- **What the exercise asks**
Among the following entries, count the lines that contain "unique" and report only the result.

- **Records supplied**
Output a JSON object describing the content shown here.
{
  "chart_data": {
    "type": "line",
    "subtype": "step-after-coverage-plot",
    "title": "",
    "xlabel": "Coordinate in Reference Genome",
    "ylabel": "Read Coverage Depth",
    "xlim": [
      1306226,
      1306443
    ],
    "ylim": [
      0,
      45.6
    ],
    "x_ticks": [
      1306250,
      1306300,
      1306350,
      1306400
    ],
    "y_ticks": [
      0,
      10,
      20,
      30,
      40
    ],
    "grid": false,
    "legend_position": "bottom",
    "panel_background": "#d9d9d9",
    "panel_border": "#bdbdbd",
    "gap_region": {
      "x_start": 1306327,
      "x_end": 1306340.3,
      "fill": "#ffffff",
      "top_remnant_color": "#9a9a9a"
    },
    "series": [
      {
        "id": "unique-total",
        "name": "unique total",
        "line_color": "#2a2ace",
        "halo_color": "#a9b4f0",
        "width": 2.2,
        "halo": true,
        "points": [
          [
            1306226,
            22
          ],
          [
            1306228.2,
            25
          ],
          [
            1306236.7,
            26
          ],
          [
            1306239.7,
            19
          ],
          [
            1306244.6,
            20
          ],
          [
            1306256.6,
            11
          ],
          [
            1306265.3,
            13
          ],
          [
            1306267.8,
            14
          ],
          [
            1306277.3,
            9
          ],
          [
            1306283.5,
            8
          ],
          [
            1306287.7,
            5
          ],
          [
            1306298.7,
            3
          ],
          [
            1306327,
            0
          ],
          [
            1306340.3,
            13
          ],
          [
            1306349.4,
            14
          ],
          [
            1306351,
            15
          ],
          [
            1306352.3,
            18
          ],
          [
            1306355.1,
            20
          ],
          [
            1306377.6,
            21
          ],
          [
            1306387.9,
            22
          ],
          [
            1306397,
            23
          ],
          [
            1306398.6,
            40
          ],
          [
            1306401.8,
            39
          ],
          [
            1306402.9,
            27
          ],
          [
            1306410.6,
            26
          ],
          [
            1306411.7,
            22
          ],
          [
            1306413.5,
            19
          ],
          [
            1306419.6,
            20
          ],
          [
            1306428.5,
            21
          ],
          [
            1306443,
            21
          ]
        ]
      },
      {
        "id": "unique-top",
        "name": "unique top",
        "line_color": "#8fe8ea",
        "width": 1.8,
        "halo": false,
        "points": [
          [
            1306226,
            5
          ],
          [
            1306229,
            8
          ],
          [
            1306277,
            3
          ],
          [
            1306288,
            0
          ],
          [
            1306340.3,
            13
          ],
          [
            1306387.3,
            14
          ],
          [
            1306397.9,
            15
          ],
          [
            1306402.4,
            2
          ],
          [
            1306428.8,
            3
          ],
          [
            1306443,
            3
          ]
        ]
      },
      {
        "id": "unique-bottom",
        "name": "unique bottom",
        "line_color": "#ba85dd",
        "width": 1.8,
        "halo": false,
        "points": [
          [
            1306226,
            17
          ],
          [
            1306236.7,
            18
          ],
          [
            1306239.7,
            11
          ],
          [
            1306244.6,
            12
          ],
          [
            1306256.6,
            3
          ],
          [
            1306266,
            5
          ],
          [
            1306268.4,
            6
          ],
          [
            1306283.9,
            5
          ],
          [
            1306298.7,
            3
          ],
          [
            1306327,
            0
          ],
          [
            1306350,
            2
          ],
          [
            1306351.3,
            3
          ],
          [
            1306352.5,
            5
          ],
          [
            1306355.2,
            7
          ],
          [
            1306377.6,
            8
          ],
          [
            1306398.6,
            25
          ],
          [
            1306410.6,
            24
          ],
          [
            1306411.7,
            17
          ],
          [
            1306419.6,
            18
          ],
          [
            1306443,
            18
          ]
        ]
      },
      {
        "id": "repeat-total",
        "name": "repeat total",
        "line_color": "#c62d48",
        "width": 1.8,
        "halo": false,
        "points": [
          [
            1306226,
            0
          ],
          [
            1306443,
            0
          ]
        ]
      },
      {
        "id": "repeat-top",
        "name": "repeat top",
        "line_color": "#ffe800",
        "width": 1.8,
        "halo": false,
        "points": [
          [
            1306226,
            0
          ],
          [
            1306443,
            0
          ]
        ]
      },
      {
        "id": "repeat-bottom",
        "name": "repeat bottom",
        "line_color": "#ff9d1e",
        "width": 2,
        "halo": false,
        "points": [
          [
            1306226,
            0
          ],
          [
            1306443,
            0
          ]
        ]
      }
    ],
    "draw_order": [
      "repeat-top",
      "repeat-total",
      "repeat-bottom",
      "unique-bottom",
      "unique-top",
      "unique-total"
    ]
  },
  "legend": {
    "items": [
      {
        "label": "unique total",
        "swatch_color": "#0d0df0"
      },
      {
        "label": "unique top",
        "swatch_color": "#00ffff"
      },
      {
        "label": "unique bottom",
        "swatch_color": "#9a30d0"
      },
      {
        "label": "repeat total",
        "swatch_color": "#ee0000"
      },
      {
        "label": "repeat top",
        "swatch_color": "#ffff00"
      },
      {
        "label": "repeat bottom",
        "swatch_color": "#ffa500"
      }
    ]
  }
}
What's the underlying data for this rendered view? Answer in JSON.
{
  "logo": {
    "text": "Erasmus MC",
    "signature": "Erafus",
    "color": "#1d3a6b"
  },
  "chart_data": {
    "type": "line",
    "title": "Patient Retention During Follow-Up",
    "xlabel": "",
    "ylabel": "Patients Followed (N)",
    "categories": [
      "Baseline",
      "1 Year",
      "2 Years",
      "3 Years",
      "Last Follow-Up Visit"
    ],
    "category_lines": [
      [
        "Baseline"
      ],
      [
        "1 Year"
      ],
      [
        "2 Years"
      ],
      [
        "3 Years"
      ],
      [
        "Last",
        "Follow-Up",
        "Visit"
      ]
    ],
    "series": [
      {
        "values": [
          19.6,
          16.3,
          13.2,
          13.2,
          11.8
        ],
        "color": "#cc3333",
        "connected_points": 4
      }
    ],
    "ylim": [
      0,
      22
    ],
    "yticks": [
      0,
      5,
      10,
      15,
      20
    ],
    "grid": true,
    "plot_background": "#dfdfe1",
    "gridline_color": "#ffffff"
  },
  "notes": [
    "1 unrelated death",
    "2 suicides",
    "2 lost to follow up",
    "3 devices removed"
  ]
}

- **Expected answer**
12